Stored data entries
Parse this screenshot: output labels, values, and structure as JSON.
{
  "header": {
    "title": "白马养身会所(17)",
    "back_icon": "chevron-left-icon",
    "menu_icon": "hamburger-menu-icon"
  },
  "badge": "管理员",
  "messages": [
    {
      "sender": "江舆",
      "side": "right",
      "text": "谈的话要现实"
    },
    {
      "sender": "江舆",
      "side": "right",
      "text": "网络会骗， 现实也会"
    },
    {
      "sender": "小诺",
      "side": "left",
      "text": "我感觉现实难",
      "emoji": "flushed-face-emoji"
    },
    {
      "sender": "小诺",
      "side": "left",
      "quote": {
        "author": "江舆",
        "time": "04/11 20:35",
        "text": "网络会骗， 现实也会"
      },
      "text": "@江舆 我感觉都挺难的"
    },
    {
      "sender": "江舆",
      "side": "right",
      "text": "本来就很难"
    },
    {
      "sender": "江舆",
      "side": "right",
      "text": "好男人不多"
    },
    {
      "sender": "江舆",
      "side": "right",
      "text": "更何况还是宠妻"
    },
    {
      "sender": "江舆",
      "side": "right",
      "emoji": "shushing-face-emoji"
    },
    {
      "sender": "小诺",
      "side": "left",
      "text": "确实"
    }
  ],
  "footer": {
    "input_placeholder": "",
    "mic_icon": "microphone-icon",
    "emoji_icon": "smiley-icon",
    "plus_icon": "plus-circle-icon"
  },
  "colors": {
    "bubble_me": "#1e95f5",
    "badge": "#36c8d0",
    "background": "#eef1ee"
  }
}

TASK REQUIREMENTS:
From the preceding material, extract every line exactly.

RESPONSE FOR THIS EXERCISE:
Parse this screenshot: output labels, values, and structure as JSON.
{
  "header": {
    "title": "白马养身会所(17)",
    "back_icon": "chevron-left-icon",
    "menu_icon": "hamburger-menu-icon"
  },
  "badge": "管理员",
  "messages": [
    {
      "sender": "江舆",
      "side": "right",
      "text": "谈的话要现实"
    },
    {
      "sender": "江舆",
      "side": "right",
      "text": "网络会骗， 现实也会"
    },
    {
      "sender": "小诺",
      "side": "left",
      "text": "我感觉现实难",
      "emoji": "flushed-face-emoji"
    },
    {
      "sender": "小诺",
      "side": "left",
      "quote": {
        "author": "江舆",
        "time": "04/11 20:35",
        "text": "网络会骗， 现实也会"
      },
      "text": "@江舆 我感觉都挺难的"
    },
    {
      "sender": "江舆",
      "side": "right",
      "text": "本来就很难"
    },
    {
      "sender": "江舆",
      "side": "right",
      "text": "好男人不多"
    },
    {
      "sender": "江舆",
      "side": "right",
      "text": "更何况还是宠妻"
    },
    {
      "sender": "江舆",
      "side": "right",
      "emoji": "shushing-face-emoji"
    },
    {
      "sender": "小诺",
      "side": "left",
      "text": "确实"
    }
  ],
  "footer": {
    "input_placeholder": "",
    "mic_icon": "microphone-icon",
    "emoji_icon": "smiley-icon",
    "plus_icon": "plus-circle-icon"
  },
  "colors": {
    "bubble_me": "#1e95f5",
    "badge": "#36c8d0",
    "background": "#eef1ee"
  }
}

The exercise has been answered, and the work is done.